## Exercise inputs
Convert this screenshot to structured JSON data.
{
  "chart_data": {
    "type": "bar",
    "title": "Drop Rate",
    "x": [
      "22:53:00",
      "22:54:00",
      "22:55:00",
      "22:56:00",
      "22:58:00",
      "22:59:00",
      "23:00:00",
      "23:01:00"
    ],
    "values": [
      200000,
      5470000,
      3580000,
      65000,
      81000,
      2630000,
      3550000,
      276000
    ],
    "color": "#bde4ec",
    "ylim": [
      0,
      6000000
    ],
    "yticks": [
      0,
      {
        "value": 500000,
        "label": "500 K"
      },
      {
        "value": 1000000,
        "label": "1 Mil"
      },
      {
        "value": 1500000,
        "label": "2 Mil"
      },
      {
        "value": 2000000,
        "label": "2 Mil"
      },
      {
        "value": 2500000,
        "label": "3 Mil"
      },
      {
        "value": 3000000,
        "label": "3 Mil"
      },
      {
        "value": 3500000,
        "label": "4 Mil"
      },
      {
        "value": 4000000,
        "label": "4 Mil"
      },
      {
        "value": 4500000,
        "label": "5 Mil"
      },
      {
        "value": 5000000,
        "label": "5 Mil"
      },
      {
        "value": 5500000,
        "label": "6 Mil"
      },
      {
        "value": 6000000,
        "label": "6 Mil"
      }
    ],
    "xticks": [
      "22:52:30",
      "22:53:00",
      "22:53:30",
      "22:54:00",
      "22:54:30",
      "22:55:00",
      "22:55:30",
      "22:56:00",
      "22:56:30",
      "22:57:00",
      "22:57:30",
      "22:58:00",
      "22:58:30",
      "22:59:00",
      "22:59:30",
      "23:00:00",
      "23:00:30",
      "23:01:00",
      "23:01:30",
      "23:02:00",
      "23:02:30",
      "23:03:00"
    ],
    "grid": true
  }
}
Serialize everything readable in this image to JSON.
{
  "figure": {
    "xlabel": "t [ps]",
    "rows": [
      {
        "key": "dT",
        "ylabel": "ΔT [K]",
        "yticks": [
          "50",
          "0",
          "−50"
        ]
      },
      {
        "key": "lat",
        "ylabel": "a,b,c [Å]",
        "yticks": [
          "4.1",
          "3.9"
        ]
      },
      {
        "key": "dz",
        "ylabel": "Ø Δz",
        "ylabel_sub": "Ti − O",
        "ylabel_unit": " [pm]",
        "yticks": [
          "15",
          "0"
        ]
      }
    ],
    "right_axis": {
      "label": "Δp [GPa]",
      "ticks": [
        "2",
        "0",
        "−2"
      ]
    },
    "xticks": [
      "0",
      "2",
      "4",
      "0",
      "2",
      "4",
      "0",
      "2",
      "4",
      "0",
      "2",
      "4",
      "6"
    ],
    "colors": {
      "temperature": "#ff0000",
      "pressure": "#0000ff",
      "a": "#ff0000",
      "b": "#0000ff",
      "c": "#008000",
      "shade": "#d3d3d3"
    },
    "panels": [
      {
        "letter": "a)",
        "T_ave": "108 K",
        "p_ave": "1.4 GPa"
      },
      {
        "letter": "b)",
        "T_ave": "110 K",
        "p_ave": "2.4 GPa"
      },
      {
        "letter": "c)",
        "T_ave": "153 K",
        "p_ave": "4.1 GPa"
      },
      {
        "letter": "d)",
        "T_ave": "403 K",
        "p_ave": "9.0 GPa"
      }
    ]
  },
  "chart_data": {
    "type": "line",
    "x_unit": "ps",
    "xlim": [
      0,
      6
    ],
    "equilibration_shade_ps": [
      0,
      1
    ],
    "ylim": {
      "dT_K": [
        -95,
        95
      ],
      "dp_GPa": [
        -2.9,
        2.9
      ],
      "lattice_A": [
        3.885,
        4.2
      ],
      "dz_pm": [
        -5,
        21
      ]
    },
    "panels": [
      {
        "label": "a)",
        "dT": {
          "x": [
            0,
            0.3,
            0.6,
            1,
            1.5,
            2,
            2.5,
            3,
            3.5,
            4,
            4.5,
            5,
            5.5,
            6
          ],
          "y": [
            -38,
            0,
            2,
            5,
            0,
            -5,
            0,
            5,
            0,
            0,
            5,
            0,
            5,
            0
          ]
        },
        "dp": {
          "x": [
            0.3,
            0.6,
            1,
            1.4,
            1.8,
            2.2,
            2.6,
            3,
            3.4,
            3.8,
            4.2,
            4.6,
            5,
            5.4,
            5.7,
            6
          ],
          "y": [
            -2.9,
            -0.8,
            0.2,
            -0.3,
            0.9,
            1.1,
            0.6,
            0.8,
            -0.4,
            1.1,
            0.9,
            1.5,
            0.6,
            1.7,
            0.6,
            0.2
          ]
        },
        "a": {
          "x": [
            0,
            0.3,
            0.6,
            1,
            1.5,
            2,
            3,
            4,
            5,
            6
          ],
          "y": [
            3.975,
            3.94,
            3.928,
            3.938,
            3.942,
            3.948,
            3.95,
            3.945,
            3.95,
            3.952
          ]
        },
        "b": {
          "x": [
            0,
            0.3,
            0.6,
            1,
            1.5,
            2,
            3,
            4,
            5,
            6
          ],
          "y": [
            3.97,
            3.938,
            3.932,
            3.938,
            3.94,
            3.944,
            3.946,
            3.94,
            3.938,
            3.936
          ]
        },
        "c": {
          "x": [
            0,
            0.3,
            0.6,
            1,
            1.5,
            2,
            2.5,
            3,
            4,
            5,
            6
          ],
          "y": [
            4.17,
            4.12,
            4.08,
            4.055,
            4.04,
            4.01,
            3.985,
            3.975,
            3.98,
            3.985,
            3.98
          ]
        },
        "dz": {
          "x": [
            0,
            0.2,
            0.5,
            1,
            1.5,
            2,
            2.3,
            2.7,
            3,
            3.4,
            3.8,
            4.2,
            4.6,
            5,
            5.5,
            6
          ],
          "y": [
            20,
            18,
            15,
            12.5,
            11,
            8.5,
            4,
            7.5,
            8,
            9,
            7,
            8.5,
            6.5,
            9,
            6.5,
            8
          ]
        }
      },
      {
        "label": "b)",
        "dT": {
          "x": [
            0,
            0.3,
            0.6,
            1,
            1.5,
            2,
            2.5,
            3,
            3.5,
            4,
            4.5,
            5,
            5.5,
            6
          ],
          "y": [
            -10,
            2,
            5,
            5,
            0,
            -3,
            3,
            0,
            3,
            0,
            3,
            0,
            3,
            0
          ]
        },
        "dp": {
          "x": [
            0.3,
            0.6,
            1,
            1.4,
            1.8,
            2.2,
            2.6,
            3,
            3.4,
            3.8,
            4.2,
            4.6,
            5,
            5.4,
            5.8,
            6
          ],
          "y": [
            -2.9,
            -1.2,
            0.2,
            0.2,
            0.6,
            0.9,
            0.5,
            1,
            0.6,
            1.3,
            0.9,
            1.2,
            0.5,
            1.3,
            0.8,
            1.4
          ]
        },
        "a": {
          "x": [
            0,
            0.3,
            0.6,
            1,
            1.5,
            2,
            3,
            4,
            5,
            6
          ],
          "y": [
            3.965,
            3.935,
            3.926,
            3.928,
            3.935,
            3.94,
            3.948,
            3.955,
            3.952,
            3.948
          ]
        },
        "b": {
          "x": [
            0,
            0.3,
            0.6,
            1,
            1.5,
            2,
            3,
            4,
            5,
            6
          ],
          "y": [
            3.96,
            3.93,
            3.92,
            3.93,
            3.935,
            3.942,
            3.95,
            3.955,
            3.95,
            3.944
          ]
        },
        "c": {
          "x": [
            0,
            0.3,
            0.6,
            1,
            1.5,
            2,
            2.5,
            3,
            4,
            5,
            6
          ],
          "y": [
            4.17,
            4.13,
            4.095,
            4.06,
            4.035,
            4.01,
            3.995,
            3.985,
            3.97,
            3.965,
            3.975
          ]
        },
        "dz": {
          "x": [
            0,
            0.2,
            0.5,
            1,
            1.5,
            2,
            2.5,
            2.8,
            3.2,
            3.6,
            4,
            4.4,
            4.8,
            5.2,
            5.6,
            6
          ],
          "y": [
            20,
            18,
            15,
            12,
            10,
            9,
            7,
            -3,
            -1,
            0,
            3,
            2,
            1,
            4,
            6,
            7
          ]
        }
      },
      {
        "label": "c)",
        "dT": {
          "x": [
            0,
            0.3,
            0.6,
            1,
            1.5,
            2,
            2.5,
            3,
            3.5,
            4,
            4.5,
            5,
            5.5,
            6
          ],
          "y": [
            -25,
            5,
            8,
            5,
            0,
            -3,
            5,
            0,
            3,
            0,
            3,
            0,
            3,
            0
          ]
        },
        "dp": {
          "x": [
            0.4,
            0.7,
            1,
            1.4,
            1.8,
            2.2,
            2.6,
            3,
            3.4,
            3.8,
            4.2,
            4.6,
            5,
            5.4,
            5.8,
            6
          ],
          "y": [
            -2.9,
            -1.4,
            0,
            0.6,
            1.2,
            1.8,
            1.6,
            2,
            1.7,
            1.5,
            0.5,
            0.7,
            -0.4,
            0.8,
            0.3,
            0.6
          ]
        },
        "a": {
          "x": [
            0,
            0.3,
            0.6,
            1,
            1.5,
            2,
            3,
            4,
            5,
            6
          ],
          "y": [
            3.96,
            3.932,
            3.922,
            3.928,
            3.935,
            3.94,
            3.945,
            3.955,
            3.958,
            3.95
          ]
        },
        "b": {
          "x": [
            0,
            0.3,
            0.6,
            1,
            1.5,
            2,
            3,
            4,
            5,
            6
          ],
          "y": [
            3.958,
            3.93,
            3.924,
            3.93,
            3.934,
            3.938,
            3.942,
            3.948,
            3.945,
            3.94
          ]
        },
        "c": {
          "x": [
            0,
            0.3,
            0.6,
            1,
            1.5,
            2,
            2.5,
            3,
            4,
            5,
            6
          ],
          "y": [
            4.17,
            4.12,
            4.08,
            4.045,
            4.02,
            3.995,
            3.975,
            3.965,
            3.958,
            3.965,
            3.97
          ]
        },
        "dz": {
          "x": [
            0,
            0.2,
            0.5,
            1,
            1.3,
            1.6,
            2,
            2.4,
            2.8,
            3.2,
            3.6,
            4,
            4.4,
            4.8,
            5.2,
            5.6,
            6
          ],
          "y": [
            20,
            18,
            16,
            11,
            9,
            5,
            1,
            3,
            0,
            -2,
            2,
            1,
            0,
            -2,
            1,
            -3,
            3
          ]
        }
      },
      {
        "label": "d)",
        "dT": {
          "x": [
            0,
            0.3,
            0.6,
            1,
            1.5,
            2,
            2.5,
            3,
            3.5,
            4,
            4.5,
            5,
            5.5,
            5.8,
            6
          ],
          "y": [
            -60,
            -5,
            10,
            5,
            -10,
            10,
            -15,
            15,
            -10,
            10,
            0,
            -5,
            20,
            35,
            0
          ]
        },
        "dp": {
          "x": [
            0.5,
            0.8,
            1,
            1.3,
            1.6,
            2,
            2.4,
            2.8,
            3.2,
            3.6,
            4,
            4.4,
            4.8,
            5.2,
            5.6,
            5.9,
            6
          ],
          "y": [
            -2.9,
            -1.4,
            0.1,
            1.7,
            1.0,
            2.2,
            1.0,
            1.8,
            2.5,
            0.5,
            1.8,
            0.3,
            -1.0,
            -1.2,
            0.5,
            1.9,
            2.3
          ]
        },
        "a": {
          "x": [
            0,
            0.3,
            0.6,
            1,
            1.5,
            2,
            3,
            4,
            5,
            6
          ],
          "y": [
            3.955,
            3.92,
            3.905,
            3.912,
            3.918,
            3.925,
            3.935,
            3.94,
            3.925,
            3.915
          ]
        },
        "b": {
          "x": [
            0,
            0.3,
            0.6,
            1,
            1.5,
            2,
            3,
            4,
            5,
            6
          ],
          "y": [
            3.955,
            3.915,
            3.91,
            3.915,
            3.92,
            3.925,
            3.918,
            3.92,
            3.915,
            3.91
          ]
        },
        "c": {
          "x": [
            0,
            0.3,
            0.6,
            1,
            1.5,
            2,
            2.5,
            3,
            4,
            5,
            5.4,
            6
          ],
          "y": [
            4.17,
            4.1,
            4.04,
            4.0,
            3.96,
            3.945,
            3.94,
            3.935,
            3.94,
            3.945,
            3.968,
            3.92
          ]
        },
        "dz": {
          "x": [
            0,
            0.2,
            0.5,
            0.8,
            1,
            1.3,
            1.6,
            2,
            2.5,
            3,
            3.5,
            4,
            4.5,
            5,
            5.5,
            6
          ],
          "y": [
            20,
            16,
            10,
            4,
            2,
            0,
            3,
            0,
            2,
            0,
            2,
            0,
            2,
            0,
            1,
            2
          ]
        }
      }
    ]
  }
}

## Exercise description
Isolate each line of the listing above that includes "this". Copy it.

## Exercise answer
Convert this screenshot to structured JSON data.
Serialize everything readable in this image to JSON.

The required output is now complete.